» **WRITTEN PROBLEM**: Scan the following material for the string "liquide" and copy each line in which it appears.

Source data
>> Begin

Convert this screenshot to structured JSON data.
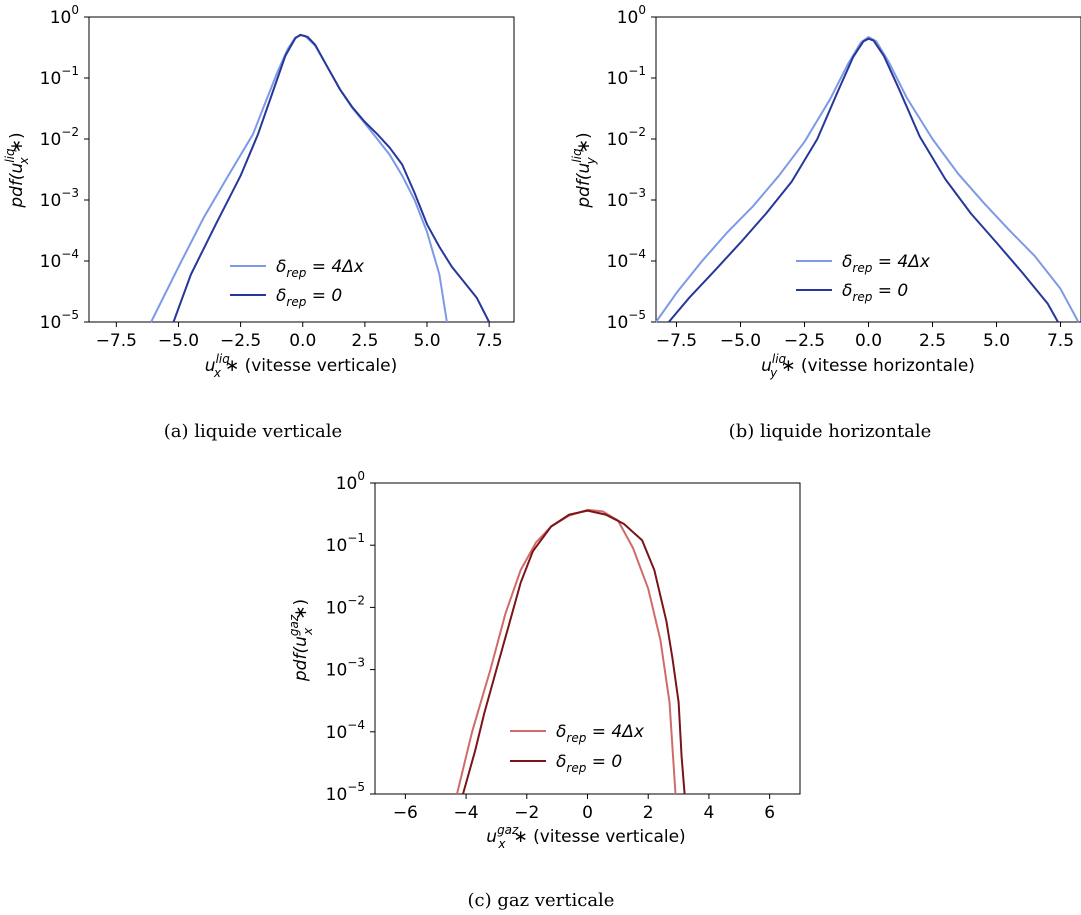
{
  "chart_data": [
    {
      "id": "a",
      "type": "line",
      "yscale": "log",
      "xlim": [
        -8.6,
        8.5
      ],
      "ylim": [
        1e-05,
        1
      ],
      "xticks": [
        "−7.5",
        "−5.0",
        "−2.5",
        "0.0",
        "2.5",
        "5.0",
        "7.5"
      ],
      "xtick_values": [
        -7.5,
        -5.0,
        -2.5,
        0.0,
        2.5,
        5.0,
        7.5
      ],
      "yticks": [
        "10",
        "10",
        "10",
        "10",
        "10",
        "10"
      ],
      "ytick_exponents": [
        "0",
        "−1",
        "−2",
        "−3",
        "−4",
        "−5"
      ],
      "ytick_values": [
        1,
        0.1,
        0.01,
        0.001,
        0.0001,
        1e-05
      ],
      "xlabel": {
        "base": "u",
        "sub": "x",
        "sup": "liq",
        "tail": "∗  (vitesse verticale)"
      },
      "ylabel": {
        "pre": "pdf(u",
        "sub": "x",
        "sup": "liq",
        "tail": "∗)"
      },
      "legend_position": "lower-center",
      "caption": "(a) liquide verticale",
      "series": [
        {
          "name_base": "δ",
          "name_sub": "rep",
          "name_tail": " = 4Δx",
          "color": "#7d9ae6",
          "points": [
            [
              -6.1,
              1e-05
            ],
            [
              -5.0,
              8e-05
            ],
            [
              -4.0,
              0.0005
            ],
            [
              -3.0,
              0.0025
            ],
            [
              -2.0,
              0.012
            ],
            [
              -1.5,
              0.04
            ],
            [
              -1.0,
              0.13
            ],
            [
              -0.6,
              0.3
            ],
            [
              -0.3,
              0.46
            ],
            [
              -0.1,
              0.5
            ],
            [
              0.1,
              0.49
            ],
            [
              0.5,
              0.34
            ],
            [
              1.0,
              0.15
            ],
            [
              1.5,
              0.065
            ],
            [
              2.0,
              0.032
            ],
            [
              2.5,
              0.018
            ],
            [
              3.0,
              0.01
            ],
            [
              3.5,
              0.0055
            ],
            [
              4.0,
              0.0025
            ],
            [
              4.5,
              0.001
            ],
            [
              5.0,
              0.0003
            ],
            [
              5.5,
              6e-05
            ],
            [
              5.8,
              1e-05
            ]
          ]
        },
        {
          "name_base": "δ",
          "name_sub": "rep",
          "name_tail": " = 0",
          "color": "#26379a",
          "points": [
            [
              -5.2,
              1e-05
            ],
            [
              -4.5,
              6e-05
            ],
            [
              -3.5,
              0.0004
            ],
            [
              -2.5,
              0.0025
            ],
            [
              -1.8,
              0.012
            ],
            [
              -1.2,
              0.06
            ],
            [
              -0.7,
              0.23
            ],
            [
              -0.3,
              0.45
            ],
            [
              -0.1,
              0.51
            ],
            [
              0.2,
              0.47
            ],
            [
              0.5,
              0.35
            ],
            [
              1.0,
              0.15
            ],
            [
              1.5,
              0.065
            ],
            [
              2.0,
              0.033
            ],
            [
              2.5,
              0.019
            ],
            [
              3.0,
              0.012
            ],
            [
              3.5,
              0.0072
            ],
            [
              4.0,
              0.0038
            ],
            [
              4.5,
              0.0013
            ],
            [
              5.0,
              0.0004
            ],
            [
              5.5,
              0.00017
            ],
            [
              6.0,
              8e-05
            ],
            [
              6.5,
              4.5e-05
            ],
            [
              7.0,
              2.5e-05
            ],
            [
              7.5,
              1e-05
            ]
          ]
        }
      ]
    },
    {
      "id": "b",
      "type": "line",
      "yscale": "log",
      "xlim": [
        -8.3,
        8.3
      ],
      "ylim": [
        1e-05,
        1
      ],
      "xticks": [
        "−7.5",
        "−5.0",
        "−2.5",
        "0.0",
        "2.5",
        "5.0",
        "7.5"
      ],
      "xtick_values": [
        -7.5,
        -5.0,
        -2.5,
        0.0,
        2.5,
        5.0,
        7.5
      ],
      "yticks": [
        "10",
        "10",
        "10",
        "10",
        "10",
        "10"
      ],
      "ytick_exponents": [
        "0",
        "−1",
        "−2",
        "−3",
        "−4",
        "−5"
      ],
      "ytick_values": [
        1,
        0.1,
        0.01,
        0.001,
        0.0001,
        1e-05
      ],
      "xlabel": {
        "base": "u",
        "sub": "y",
        "sup": "liq",
        "tail": "∗  (vitesse horizontale)"
      },
      "ylabel": {
        "pre": "pdf(u",
        "sub": "y",
        "sup": "liq",
        "tail": "∗)"
      },
      "legend_position": "lower-center",
      "caption": "(b) liquide horizontale",
      "series": [
        {
          "name_base": "δ",
          "name_sub": "rep",
          "name_tail": " = 4Δx",
          "color": "#7d9ae6",
          "points": [
            [
              -8.3,
              1e-05
            ],
            [
              -7.5,
              3e-05
            ],
            [
              -6.5,
              0.0001
            ],
            [
              -5.5,
              0.0003
            ],
            [
              -4.5,
              0.0008
            ],
            [
              -3.5,
              0.0025
            ],
            [
              -2.5,
              0.009
            ],
            [
              -1.5,
              0.045
            ],
            [
              -0.8,
              0.17
            ],
            [
              -0.3,
              0.38
            ],
            [
              0.0,
              0.47
            ],
            [
              0.3,
              0.4
            ],
            [
              0.8,
              0.18
            ],
            [
              1.5,
              0.047
            ],
            [
              2.5,
              0.01
            ],
            [
              3.5,
              0.0027
            ],
            [
              4.5,
              0.0009
            ],
            [
              5.5,
              0.00032
            ],
            [
              6.5,
              0.00012
            ],
            [
              7.5,
              3.5e-05
            ],
            [
              8.2,
              1e-05
            ]
          ]
        },
        {
          "name_base": "δ",
          "name_sub": "rep",
          "name_tail": " = 0",
          "color": "#26379a",
          "points": [
            [
              -7.8,
              1e-05
            ],
            [
              -7.0,
              2.5e-05
            ],
            [
              -6.0,
              7e-05
            ],
            [
              -5.0,
              0.0002
            ],
            [
              -4.0,
              0.0006
            ],
            [
              -3.0,
              0.002
            ],
            [
              -2.0,
              0.01
            ],
            [
              -1.2,
              0.06
            ],
            [
              -0.6,
              0.22
            ],
            [
              -0.2,
              0.4
            ],
            [
              0.0,
              0.44
            ],
            [
              0.2,
              0.41
            ],
            [
              0.6,
              0.23
            ],
            [
              1.2,
              0.065
            ],
            [
              2.0,
              0.011
            ],
            [
              3.0,
              0.0022
            ],
            [
              4.0,
              0.0006
            ],
            [
              5.0,
              0.0002
            ],
            [
              6.0,
              6.5e-05
            ],
            [
              7.0,
              2e-05
            ],
            [
              7.4,
              1e-05
            ]
          ]
        }
      ]
    },
    {
      "id": "c",
      "type": "line",
      "yscale": "log",
      "xlim": [
        -7.0,
        7.0
      ],
      "ylim": [
        1e-05,
        1
      ],
      "xticks": [
        "−6",
        "−4",
        "−2",
        "0",
        "2",
        "4",
        "6"
      ],
      "xtick_values": [
        -6,
        -4,
        -2,
        0,
        2,
        4,
        6
      ],
      "yticks": [
        "10",
        "10",
        "10",
        "10",
        "10",
        "10"
      ],
      "ytick_exponents": [
        "0",
        "−1",
        "−2",
        "−3",
        "−4",
        "−5"
      ],
      "ytick_values": [
        1,
        0.1,
        0.01,
        0.001,
        0.0001,
        1e-05
      ],
      "xlabel": {
        "base": "u",
        "sub": "x",
        "sup": "gaz",
        "tail": "∗  (vitesse verticale)"
      },
      "ylabel": {
        "pre": "pdf(u",
        "sub": "x",
        "sup": "gaz",
        "tail": "∗)"
      },
      "legend_position": "lower-center",
      "caption": "(c) gaz verticale",
      "series": [
        {
          "name_base": "δ",
          "name_sub": "rep",
          "name_tail": " = 4Δx",
          "color": "#cf6b6b",
          "points": [
            [
              -4.3,
              1e-05
            ],
            [
              -3.8,
              0.0001
            ],
            [
              -3.2,
              0.001
            ],
            [
              -2.7,
              0.008
            ],
            [
              -2.2,
              0.04
            ],
            [
              -1.7,
              0.11
            ],
            [
              -1.2,
              0.2
            ],
            [
              -0.6,
              0.3
            ],
            [
              0.0,
              0.37
            ],
            [
              0.5,
              0.35
            ],
            [
              1.0,
              0.25
            ],
            [
              1.5,
              0.09
            ],
            [
              2.0,
              0.02
            ],
            [
              2.4,
              0.003
            ],
            [
              2.7,
              0.0003
            ],
            [
              2.9,
              1e-05
            ]
          ]
        },
        {
          "name_base": "δ",
          "name_sub": "rep",
          "name_tail": " = 0",
          "color": "#7a1418",
          "points": [
            [
              -4.1,
              1e-05
            ],
            [
              -3.7,
              5e-05
            ],
            [
              -3.4,
              0.0002
            ],
            [
              -3.0,
              0.001
            ],
            [
              -2.6,
              0.005
            ],
            [
              -2.2,
              0.025
            ],
            [
              -1.8,
              0.08
            ],
            [
              -1.2,
              0.2
            ],
            [
              -0.6,
              0.31
            ],
            [
              0.0,
              0.36
            ],
            [
              0.6,
              0.31
            ],
            [
              1.2,
              0.22
            ],
            [
              1.8,
              0.12
            ],
            [
              2.2,
              0.04
            ],
            [
              2.6,
              0.006
            ],
            [
              2.8,
              0.0015
            ],
            [
              3.0,
              0.0003
            ],
            [
              3.1,
              4e-05
            ],
            [
              3.2,
              1e-05
            ]
          ]
        }
      ]
    }
  ]
}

>> End

» **RESULT OF THE EXERCISE**:
      "caption": "(a) liquide verticale",
      "caption": "(b) liquide horizontale",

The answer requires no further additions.